- [THE PROBLEM]: An exact reproduction of the records is required, with all images left out.

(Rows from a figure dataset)
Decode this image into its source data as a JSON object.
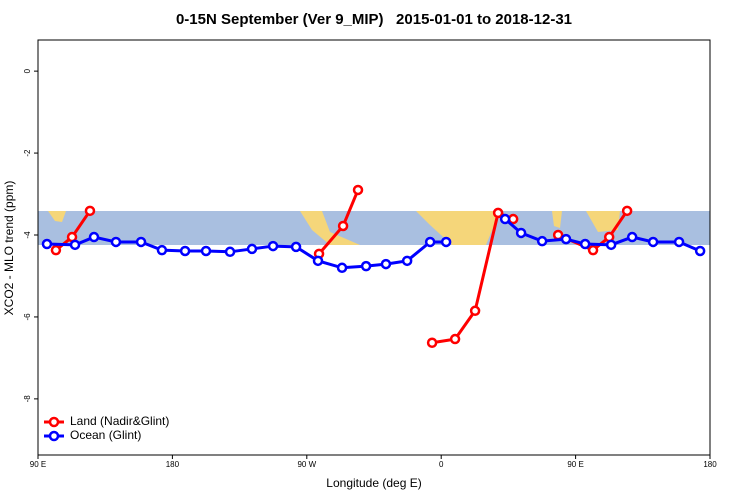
{
  "chart_data": {
    "type": "line",
    "title": "0-15N September (Ver 9_MIP)   2015-01-01 to 2018-12-31",
    "xlabel": "Longitude (deg E)",
    "ylabel": "XCO2 - MLO trend (ppm)",
    "xlim": [
      90,
      540
    ],
    "xticks": [
      {
        "value": 90,
        "label": "90 E"
      },
      180,
      {
        "value": 270,
        "label": "90 W"
      },
      {
        "value": 360,
        "label": "0"
      },
      {
        "value": 450,
        "label": "90 E"
      },
      {
        "value": 540,
        "label": "180"
      }
    ],
    "ylim": [
      -9.37,
      0.76
    ],
    "yticks": [
      0,
      -2,
      -4,
      -6,
      -8
    ],
    "legend": "bottom-left",
    "series": [
      {
        "name": "Land (Nadir&Glint)",
        "color": "#ff0000",
        "x": [
          102,
          112.8,
          124.8,
          200,
          278.2,
          294.3,
          304.3,
          330,
          353.9,
          369.3,
          382.7,
          398.1,
          408.2,
          420,
          438.3,
          461.7,
          472.5,
          484.5
        ],
        "values": [
          -4.37,
          -4.05,
          -3.41,
          null,
          -4.46,
          -3.78,
          -2.9,
          null,
          -6.63,
          -6.54,
          -5.85,
          -3.46,
          -3.61,
          null,
          -4.0,
          -4.37,
          -4.05,
          -3.41
        ]
      },
      {
        "name": "Ocean (Glint)",
        "color": "#0000ff",
        "x": [
          96,
          114.8,
          127.5,
          142.2,
          159,
          173,
          188.5,
          202.5,
          218.6,
          233.3,
          247.4,
          262.8,
          277.5,
          293.6,
          309.7,
          323,
          337.2,
          352.6,
          363.3,
          383,
          402.8,
          413.5,
          427.6,
          443.6,
          456.4,
          473.8,
          487.9,
          501.9,
          519.3,
          533.4
        ],
        "values": [
          -4.22,
          -4.24,
          -4.05,
          -4.17,
          -4.17,
          -4.37,
          -4.39,
          -4.39,
          -4.41,
          -4.34,
          -4.27,
          -4.29,
          -4.63,
          -4.8,
          -4.76,
          -4.71,
          -4.63,
          -4.17,
          -4.17,
          null,
          -3.61,
          -3.95,
          -4.15,
          -4.1,
          -4.22,
          -4.24,
          -4.05,
          -4.17,
          -4.17,
          -4.39
        ]
      }
    ]
  }
}
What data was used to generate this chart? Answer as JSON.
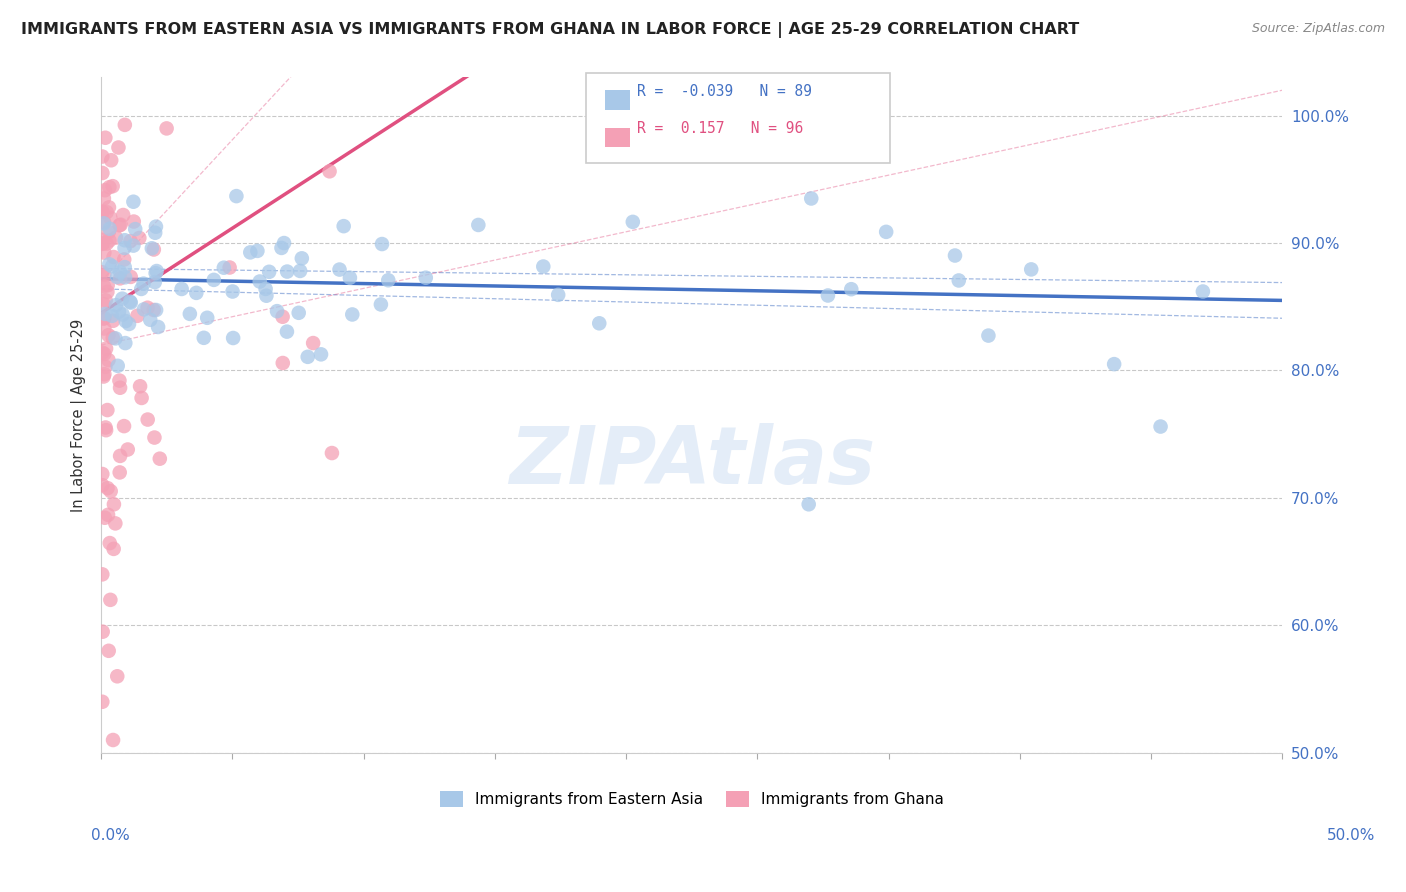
{
  "title": "IMMIGRANTS FROM EASTERN ASIA VS IMMIGRANTS FROM GHANA IN LABOR FORCE | AGE 25-29 CORRELATION CHART",
  "source": "Source: ZipAtlas.com",
  "ylabel": "In Labor Force | Age 25-29",
  "x_range": [
    0.0,
    0.5
  ],
  "y_range": [
    0.5,
    1.03
  ],
  "R_eastern": -0.039,
  "N_eastern": 89,
  "R_ghana": 0.157,
  "N_ghana": 96,
  "color_eastern": "#A8C8E8",
  "color_ghana": "#F4A0B5",
  "line_color_eastern": "#4472C4",
  "line_color_ghana": "#E05080",
  "legend_label_eastern": "Immigrants from Eastern Asia",
  "legend_label_ghana": "Immigrants from Ghana",
  "watermark": "ZIPAtlas",
  "y_ticks": [
    0.5,
    0.6,
    0.7,
    0.8,
    0.9,
    1.0
  ],
  "y_tick_labels": [
    "50.0%",
    "60.0%",
    "70.0%",
    "80.0%",
    "90.0%",
    "100.0%"
  ]
}
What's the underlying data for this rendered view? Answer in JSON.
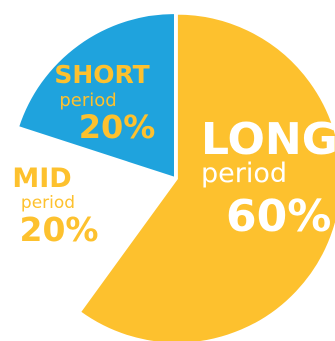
{
  "chart_data": {
    "type": "pie",
    "slices": [
      {
        "name_big": "LONG",
        "name_small": "period",
        "value": 60,
        "value_label": "60%",
        "color": "#FDC12E",
        "text_color": "#FFFFFF"
      },
      {
        "name_big": "MID",
        "name_small": "period",
        "value": 20,
        "value_label": "20%",
        "color": "#FFFFFF",
        "text_color": "#FDC12E"
      },
      {
        "name_big": "SHORT",
        "name_small": "period",
        "value": 20,
        "value_label": "20%",
        "color": "#1FA3DD",
        "text_color": "#FDC12E"
      }
    ],
    "title": "",
    "legend": "none",
    "exploded": "LONG"
  }
}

- [RESPONSE TO THE TASK]:
Decode this image into its source data as a JSON object.
{
  "chart_data": {
    "type": "line",
    "title": "0-15N September (Ver 9_MIP)   2015-01-01 to 2018-12-31",
    "xlabel": "Longitude (deg E)",
    "ylabel": "XCO2 - MLO trend (ppm)",
    "xlim": [
      90,
      540
    ],
    "xticks": [
      {
        "value": 90,
        "label": "90 E"
      },
      180,
      {
        "value": 270,
        "label": "90 W"
      },
      {
        "value": 360,
        "label": "0"
      },
      {
        "value": 450,
        "label": "90 E"
      },
      {
        "value": 540,
        "label": "180"
      }
    ],
    "ylim": [
      -9.37,
      0.76
    ],
    "yticks": [
      0,
      -2,
      -4,
      -6,
      -8
    ],
    "legend": "bottom-left",
    "series": [
      {
        "name": "Land (Nadir&Glint)",
        "color": "#ff0000",
        "x": [
          102,
          112.8,
          124.8,
          200,
          278.2,
          294.3,
          304.3,
          330,
          353.9,
          369.3,
          382.7,
          398.1,
          408.2,
          420,
          438.3,
          461.7,
          472.5,
          484.5
        ],
        "values": [
          -4.37,
          -4.05,
          -3.41,
          null,
          -4.46,
          -3.78,
          -2.9,
          null,
          -6.63,
          -6.54,
          -5.85,
          -3.46,
          -3.61,
          null,
          -4.0,
          -4.37,
          -4.05,
          -3.41
        ]
      },
      {
        "name": "Ocean (Glint)",
        "color": "#0000ff",
        "x": [
          96,
          114.8,
          127.5,
          142.2,
          159,
          173,
          188.5,
          202.5,
          218.6,
          233.3,
          247.4,
          262.8,
          277.5,
          293.6,
          309.7,
          323,
          337.2,
          352.6,
          363.3,
          383,
          402.8,
          413.5,
          427.6,
          443.6,
          456.4,
          473.8,
          487.9,
          501.9,
          519.3,
          533.4
        ],
        "values": [
          -4.22,
          -4.24,
          -4.05,
          -4.17,
          -4.17,
          -4.37,
          -4.39,
          -4.39,
          -4.41,
          -4.34,
          -4.27,
          -4.29,
          -4.63,
          -4.8,
          -4.76,
          -4.71,
          -4.63,
          -4.17,
          -4.17,
          null,
          -3.61,
          -3.95,
          -4.15,
          -4.1,
          -4.22,
          -4.24,
          -4.05,
          -4.17,
          -4.17,
          -4.39
        ]
      }
    ]
  }
}
What data was used to generate this chart? Answer as JSON.
{
  "title": "IMMIGRANTS FROM EASTERN ASIA VS IMMIGRANTS FROM GHANA IN LABOR FORCE | AGE 25-29 CORRELATION CHART",
  "source": "Source: ZipAtlas.com",
  "ylabel": "In Labor Force | Age 25-29",
  "x_range": [
    0.0,
    0.5
  ],
  "y_range": [
    0.5,
    1.03
  ],
  "R_eastern": -0.039,
  "N_eastern": 89,
  "R_ghana": 0.157,
  "N_ghana": 96,
  "color_eastern": "#A8C8E8",
  "color_ghana": "#F4A0B5",
  "line_color_eastern": "#4472C4",
  "line_color_ghana": "#E05080",
  "legend_label_eastern": "Immigrants from Eastern Asia",
  "legend_label_ghana": "Immigrants from Ghana",
  "watermark": "ZIPAtlas",
  "y_ticks": [
    0.5,
    0.6,
    0.7,
    0.8,
    0.9,
    1.0
  ],
  "y_tick_labels": [
    "50.0%",
    "60.0%",
    "70.0%",
    "80.0%",
    "90.0%",
    "100.0%"
  ]
}
What's the underlying data for this rendered view? Answer in JSON.
{
  "chart_data": {
    "type": "pie",
    "slices": [
      {
        "name_big": "LONG",
        "name_small": "period",
        "value": 60,
        "value_label": "60%",
        "color": "#FDC12E",
        "text_color": "#FFFFFF"
      },
      {
        "name_big": "MID",
        "name_small": "period",
        "value": 20,
        "value_label": "20%",
        "color": "#FFFFFF",
        "text_color": "#FDC12E"
      },
      {
        "name_big": "SHORT",
        "name_small": "period",
        "value": 20,
        "value_label": "20%",
        "color": "#1FA3DD",
        "text_color": "#FDC12E"
      }
    ],
    "title": "",
    "legend": "none",
    "exploded": "LONG"
  }
}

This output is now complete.